#### Extrait à lire

Il y a des cas extrêmes, je veux bien l’admettre, où l’organisme est tellement affaibli, qu’il ne peut tenir une arme ou agir en aucune manière. Mais dans tous les cas, la demande d’euthanasie pose la question de la validité du consentement. Demander l’aide ou l’action d’autrui, c’est lui demander au fond qu’il décide à votre place. Que souhaite réellement celui qui demande ? Qu’on accède à sa demande ou qu’on la rejette ? S’agit-il d’obtenir l’autorisation de mourir ou est-ce une façon de solliciter un peu de compassion ? Je ne sais pas si la souffrance physique est véritablement intolérable ou si la question du malade est, en réalité, le test ultime de l’amour de ses proches. Combien de fois le mourant n’a-t-il pas menacé de partir, au temps de sa santé, simplement pour être retenu par sa femme ou ses amis ? Nous avons tous été, un jour ou l’autre, confrontés à une de ces situations, où il est impossible de savoir ce que l’autre veut véritablement.
On se retranche derrière l’incurabilité de la maladie. Nous savons que Papi est en fin de vie, que la médecine ne peut plus le guérir et qu’elle peut tout au plus atténuer ses souffrances. Mais la douleur n’interdit pas la joie, quand on est entouré des siens. Et le caractère inéluctable de la mort n’empêche pas de dire : “Encore cinq minutes, monsieur le bourreau.” La volonté de mourir a peu de rapports avec la souffrance physique ou la proximité de la mort, mais beaucoup avec l’amour de sa famille et le sentiment d’avoir quelque chose à offrir.
Il est naturel d’avoir des sentiments confus, lorsque l’on est au pied du mur. Je ne sais pas moi-même comment je réagirai lorsque l’heure sera venue. A priori, je ne suis pas favorable au suicide et à la désespérance qu’il porte en lui. Je prie d’avoir la force de vivre ma vie jusqu’au bout. Mais il serait bien présomptueux de ma part d’affirmer que je resterai toujours digne dans la souffrance. On peut tout aussi légitimement douter de la résolution inverse. Il est facile, à vingt ans, dans l’euphorie d’une soirée entre amis, de dire : “Je n’ai pas peur de la mort. Ce qui me fait peur, c’est la déchéance.”

########
#### Données d'entrée

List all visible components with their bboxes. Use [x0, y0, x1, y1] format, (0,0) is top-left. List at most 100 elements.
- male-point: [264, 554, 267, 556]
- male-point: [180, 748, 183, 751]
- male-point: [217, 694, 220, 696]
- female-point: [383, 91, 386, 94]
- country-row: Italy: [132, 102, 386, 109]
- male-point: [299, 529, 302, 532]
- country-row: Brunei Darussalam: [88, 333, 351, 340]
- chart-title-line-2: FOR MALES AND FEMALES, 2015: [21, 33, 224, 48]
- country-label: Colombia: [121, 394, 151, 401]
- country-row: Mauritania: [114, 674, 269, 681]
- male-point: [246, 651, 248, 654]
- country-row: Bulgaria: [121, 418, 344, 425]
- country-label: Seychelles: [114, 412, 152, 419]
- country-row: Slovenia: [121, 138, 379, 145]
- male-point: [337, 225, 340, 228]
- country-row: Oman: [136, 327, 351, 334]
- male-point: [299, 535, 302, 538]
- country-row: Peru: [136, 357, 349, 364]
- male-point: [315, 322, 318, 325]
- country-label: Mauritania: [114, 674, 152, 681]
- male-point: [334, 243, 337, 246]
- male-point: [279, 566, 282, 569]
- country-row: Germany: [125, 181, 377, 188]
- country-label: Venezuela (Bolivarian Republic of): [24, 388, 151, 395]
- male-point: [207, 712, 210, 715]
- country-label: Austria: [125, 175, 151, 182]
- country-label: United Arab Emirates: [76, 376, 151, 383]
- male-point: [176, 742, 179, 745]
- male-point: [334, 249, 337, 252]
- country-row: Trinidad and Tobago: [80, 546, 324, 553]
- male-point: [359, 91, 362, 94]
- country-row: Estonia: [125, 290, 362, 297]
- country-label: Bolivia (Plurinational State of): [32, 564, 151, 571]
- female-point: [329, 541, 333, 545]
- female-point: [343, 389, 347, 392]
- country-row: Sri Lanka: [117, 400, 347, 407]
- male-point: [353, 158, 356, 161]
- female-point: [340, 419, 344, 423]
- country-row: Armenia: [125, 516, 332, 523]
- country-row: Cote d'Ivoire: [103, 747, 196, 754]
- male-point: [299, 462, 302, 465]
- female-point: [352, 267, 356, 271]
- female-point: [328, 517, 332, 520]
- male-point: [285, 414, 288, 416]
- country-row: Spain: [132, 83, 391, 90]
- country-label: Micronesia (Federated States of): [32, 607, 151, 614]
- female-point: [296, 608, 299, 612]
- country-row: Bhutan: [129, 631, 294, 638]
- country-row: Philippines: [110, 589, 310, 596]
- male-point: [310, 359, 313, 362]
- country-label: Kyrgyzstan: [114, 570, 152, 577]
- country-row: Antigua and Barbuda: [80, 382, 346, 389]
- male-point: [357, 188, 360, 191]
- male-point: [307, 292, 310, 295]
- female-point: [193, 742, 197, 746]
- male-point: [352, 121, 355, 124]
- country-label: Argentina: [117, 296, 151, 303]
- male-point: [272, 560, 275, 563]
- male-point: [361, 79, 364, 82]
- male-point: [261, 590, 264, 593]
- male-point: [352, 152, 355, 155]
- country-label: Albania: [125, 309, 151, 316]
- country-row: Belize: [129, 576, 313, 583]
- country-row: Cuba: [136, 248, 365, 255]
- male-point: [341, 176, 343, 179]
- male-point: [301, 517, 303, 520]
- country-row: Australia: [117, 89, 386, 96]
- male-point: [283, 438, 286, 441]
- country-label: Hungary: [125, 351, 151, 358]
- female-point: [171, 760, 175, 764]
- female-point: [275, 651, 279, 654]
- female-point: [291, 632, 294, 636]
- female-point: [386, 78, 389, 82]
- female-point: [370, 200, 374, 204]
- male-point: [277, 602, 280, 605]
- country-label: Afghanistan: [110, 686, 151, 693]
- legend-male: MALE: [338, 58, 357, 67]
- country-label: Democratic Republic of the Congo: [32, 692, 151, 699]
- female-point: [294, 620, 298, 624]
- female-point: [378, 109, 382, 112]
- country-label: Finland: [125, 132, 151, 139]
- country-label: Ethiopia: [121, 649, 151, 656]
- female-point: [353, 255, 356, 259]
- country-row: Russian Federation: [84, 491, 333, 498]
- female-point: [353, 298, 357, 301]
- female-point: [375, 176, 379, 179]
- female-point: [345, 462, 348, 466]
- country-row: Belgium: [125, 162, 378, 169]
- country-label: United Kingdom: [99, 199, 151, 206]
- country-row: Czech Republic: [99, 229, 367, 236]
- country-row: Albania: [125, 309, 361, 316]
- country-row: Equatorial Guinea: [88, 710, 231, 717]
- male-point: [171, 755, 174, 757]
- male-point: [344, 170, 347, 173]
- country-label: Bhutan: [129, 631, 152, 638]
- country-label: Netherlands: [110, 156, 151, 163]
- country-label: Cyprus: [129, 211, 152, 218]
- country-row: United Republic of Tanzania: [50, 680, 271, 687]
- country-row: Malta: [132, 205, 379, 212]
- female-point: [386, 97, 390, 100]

########

Recopiez le passage de l'extrait sur l'euthanasie en commençant aux mots « On se retranche » et en vous arrêtant après les mots « chose à offrir. ».

On se retranche derrière l’incurabilité de la maladie. Nous savons que Papi est en fin de vie, que la médecine ne peut plus le guérir et qu’elle peut tout au plus atténuer ses souffrances. Mais la douleur n’interdit pas la joie, quand on est entouré des siens. Et le caractère inéluctable de la mort n’empêche pas de dire : “Encore cinq minutes, monsieur le bourreau.” La volonté de mourir a peu de rapports avec la souffrance physique ou la proximité de la mort, mais beaucoup avec l’amour de sa famille et le sentiment d’avoir quelque chose à offrir.